**WHAT IS REQUIRED:**
Please list every line of the records that contains the word "axis". Case counts.

**RECORD LIST:**
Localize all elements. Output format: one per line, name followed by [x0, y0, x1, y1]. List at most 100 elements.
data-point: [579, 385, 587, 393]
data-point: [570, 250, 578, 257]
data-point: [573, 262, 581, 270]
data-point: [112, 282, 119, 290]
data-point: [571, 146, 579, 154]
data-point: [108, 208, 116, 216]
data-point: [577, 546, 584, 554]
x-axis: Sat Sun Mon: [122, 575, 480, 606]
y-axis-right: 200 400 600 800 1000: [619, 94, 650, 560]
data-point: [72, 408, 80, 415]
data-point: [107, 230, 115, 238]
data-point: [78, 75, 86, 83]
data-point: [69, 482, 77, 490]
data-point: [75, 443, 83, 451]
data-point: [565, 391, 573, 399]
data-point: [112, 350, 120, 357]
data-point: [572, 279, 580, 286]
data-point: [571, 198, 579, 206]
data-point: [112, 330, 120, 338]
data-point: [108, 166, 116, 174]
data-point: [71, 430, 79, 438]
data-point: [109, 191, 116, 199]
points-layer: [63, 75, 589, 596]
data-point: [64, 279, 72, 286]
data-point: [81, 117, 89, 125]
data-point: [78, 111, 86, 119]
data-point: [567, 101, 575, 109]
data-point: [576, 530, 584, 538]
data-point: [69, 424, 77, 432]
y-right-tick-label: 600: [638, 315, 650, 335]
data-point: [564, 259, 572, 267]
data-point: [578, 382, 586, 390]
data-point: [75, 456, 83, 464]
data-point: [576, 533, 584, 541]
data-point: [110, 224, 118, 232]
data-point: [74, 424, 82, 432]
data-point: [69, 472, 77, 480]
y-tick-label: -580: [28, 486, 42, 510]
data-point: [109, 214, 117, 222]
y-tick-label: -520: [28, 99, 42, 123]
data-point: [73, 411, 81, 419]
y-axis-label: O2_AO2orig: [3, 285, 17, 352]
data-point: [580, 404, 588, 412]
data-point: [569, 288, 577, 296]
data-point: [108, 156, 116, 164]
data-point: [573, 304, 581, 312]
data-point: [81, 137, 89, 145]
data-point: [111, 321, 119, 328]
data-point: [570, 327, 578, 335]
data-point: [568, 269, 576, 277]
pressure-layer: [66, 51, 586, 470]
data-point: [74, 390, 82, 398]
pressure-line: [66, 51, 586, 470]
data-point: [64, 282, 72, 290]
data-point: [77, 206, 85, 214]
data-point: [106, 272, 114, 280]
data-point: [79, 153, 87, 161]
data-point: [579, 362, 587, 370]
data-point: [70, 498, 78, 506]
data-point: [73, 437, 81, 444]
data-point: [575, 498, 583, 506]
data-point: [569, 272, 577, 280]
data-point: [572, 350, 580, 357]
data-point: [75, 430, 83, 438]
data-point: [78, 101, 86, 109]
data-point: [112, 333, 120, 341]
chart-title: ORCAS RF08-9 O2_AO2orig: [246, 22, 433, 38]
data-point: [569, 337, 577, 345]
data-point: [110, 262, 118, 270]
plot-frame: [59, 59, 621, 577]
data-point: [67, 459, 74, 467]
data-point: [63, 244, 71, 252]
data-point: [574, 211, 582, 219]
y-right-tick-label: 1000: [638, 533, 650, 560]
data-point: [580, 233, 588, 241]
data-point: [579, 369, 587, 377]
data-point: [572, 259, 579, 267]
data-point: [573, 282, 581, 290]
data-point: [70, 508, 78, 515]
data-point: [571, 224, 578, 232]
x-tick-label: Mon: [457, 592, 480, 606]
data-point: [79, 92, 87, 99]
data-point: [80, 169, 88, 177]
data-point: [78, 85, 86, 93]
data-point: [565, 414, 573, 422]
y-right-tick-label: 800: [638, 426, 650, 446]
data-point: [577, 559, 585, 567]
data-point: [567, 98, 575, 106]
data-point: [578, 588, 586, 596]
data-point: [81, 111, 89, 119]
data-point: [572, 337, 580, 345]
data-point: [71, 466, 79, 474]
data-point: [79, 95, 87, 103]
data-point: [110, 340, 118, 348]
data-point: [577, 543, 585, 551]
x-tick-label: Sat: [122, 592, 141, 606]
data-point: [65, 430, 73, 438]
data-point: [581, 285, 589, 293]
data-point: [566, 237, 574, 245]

**THE OUTPUT:**
x-axis: Sat Sun Mon: [122, 575, 480, 606]
y-axis-right: 200 400 600 800 1000: [619, 94, 650, 560]
y-axis-label: O2_AO2orig: [3, 285, 17, 352]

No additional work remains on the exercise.